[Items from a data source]
----------------
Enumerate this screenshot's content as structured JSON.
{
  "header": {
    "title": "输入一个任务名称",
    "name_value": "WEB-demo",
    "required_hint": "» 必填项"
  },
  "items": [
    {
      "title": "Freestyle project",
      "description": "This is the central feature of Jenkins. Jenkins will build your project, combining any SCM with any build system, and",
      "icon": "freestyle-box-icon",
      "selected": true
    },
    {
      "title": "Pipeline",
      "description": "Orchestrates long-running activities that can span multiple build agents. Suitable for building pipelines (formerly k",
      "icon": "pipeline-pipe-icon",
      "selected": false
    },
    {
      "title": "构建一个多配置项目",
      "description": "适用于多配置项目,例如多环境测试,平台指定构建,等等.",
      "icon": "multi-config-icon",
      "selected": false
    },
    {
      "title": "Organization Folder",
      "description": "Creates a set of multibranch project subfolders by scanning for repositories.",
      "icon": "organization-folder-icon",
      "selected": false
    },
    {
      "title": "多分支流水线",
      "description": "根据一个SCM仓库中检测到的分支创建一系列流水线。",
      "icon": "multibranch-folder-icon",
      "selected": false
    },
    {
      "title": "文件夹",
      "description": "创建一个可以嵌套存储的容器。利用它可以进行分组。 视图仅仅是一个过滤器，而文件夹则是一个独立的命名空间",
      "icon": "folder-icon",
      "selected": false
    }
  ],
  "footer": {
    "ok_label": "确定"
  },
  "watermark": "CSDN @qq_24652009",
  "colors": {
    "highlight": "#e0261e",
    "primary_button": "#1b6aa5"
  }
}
----------------
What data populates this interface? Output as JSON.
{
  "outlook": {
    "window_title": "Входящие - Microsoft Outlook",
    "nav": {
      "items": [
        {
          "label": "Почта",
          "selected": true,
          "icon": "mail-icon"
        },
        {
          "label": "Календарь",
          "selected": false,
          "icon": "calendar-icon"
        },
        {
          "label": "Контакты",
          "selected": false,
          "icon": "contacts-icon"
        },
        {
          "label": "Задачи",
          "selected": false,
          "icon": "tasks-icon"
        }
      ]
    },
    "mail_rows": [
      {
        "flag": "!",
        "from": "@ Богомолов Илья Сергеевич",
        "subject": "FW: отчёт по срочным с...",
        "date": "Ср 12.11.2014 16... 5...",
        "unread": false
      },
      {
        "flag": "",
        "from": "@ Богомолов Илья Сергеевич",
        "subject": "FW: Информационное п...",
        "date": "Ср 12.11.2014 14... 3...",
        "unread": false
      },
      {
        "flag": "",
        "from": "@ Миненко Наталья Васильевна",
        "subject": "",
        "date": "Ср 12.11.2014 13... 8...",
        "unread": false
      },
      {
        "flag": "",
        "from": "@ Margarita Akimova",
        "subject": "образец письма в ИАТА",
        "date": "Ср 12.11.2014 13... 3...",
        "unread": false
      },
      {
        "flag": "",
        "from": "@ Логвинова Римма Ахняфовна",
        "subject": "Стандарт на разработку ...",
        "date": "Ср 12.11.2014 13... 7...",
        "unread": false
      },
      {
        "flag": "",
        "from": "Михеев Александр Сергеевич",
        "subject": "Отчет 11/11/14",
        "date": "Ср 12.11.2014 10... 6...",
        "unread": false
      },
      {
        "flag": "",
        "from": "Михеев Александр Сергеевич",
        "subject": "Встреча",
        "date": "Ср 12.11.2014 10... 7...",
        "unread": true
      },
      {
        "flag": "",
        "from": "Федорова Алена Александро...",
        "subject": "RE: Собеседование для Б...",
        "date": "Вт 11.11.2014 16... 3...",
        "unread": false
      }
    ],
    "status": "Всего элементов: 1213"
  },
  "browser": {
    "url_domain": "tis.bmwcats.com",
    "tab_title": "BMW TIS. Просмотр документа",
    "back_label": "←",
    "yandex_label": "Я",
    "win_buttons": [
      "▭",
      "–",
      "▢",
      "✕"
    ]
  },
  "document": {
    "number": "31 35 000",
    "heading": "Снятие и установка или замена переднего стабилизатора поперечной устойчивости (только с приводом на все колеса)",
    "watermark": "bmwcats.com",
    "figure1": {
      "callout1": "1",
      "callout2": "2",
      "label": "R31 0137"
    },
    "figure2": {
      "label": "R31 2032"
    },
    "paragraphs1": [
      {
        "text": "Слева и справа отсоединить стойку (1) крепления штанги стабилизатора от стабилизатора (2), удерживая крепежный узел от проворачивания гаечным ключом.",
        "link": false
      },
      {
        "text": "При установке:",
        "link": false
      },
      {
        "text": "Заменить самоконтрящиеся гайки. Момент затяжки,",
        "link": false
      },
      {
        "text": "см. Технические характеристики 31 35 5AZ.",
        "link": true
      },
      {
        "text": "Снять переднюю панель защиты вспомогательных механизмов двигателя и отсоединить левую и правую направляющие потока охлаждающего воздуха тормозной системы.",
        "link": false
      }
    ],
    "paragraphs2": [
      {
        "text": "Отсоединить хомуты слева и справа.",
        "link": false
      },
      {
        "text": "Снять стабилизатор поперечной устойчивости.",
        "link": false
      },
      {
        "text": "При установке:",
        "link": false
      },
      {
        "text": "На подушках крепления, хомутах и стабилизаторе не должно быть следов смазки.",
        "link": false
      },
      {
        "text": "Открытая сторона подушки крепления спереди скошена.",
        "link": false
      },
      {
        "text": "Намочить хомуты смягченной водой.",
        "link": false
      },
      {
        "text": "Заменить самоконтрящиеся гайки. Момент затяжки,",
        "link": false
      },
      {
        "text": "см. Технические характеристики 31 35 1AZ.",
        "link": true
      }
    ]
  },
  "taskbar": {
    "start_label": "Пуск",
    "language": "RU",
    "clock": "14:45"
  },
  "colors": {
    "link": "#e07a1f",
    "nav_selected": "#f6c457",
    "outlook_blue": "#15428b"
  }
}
----------------
From the listing above, collect every line that mentions the word "крепления".

        "text": "Слева и справа отсоединить стойку (1) крепления штанги стабилизатора от стабилизатора (2), удерживая крепежный узел от проворачивания гаечным ключом.",
        "text": "На подушках крепления, хомутах и стабилизаторе не должно быть следов смазки.",
        "text": "Открытая сторона подушки крепления спереди скошена.",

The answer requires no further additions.